WORK TO BE COMPLETED = Would you copy out the whole listing exactly as given?

[Stored data]

_ _ _ _

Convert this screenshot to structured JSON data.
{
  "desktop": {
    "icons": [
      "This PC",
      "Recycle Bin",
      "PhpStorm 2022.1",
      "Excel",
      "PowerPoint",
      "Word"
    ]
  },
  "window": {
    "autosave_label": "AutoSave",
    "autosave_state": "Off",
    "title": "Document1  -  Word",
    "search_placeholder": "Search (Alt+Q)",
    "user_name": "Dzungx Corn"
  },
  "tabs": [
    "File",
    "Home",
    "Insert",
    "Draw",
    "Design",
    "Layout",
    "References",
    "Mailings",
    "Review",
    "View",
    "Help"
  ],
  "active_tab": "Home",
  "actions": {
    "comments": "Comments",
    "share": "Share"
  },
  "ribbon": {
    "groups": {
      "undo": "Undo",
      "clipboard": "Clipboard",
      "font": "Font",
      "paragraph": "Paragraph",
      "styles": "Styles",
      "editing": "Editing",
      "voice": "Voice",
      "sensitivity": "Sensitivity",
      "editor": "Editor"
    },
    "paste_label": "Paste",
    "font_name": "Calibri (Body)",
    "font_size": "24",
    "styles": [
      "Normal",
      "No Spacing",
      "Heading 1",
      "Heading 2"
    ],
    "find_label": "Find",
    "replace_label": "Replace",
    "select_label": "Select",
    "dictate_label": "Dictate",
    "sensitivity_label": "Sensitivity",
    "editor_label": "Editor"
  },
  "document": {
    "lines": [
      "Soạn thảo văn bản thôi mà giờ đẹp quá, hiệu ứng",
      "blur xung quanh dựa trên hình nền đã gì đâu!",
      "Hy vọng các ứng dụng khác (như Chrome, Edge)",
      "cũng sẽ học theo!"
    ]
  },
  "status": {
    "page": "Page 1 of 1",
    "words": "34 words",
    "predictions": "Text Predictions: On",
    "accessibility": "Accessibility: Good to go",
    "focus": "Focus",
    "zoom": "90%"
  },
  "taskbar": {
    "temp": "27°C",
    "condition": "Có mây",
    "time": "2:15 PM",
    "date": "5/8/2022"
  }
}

_ _ _ _

SOLUTION TO THE PROBLEM =
Convert this screenshot to structured JSON data.
{
  "desktop": {
    "icons": [
      "This PC",
      "Recycle Bin",
      "PhpStorm 2022.1",
      "Excel",
      "PowerPoint",
      "Word"
    ]
  },
  "window": {
    "autosave_label": "AutoSave",
    "autosave_state": "Off",
    "title": "Document1  -  Word",
    "search_placeholder": "Search (Alt+Q)",
    "user_name": "Dzungx Corn"
  },
  "tabs": [
    "File",
    "Home",
    "Insert",
    "Draw",
    "Design",
    "Layout",
    "References",
    "Mailings",
    "Review",
    "View",
    "Help"
  ],
  "active_tab": "Home",
  "actions": {
    "comments": "Comments",
    "share": "Share"
  },
  "ribbon": {
    "groups": {
      "undo": "Undo",
      "clipboard": "Clipboard",
      "font": "Font",
      "paragraph": "Paragraph",
      "styles": "Styles",
      "editing": "Editing",
      "voice": "Voice",
      "sensitivity": "Sensitivity",
      "editor": "Editor"
    },
    "paste_label": "Paste",
    "font_name": "Calibri (Body)",
    "font_size": "24",
    "styles": [
      "Normal",
      "No Spacing",
      "Heading 1",
      "Heading 2"
    ],
    "find_label": "Find",
    "replace_label": "Replace",
    "select_label": "Select",
    "dictate_label": "Dictate",
    "sensitivity_label": "Sensitivity",
    "editor_label": "Editor"
  },
  "document": {
    "lines": [
      "Soạn thảo văn bản thôi mà giờ đẹp quá, hiệu ứng",
      "blur xung quanh dựa trên hình nền đã gì đâu!",
      "Hy vọng các ứng dụng khác (như Chrome, Edge)",
      "cũng sẽ học theo!"
    ]
  },
  "status": {
    "page": "Page 1 of 1",
    "words": "34 words",
    "predictions": "Text Predictions: On",
    "accessibility": "Accessibility: Good to go",
    "focus": "Focus",
    "zoom": "90%"
  },
  "taskbar": {
    "temp": "27°C",
    "condition": "Có mây",
    "time": "2:15 PM",
    "date": "5/8/2022"
  }
}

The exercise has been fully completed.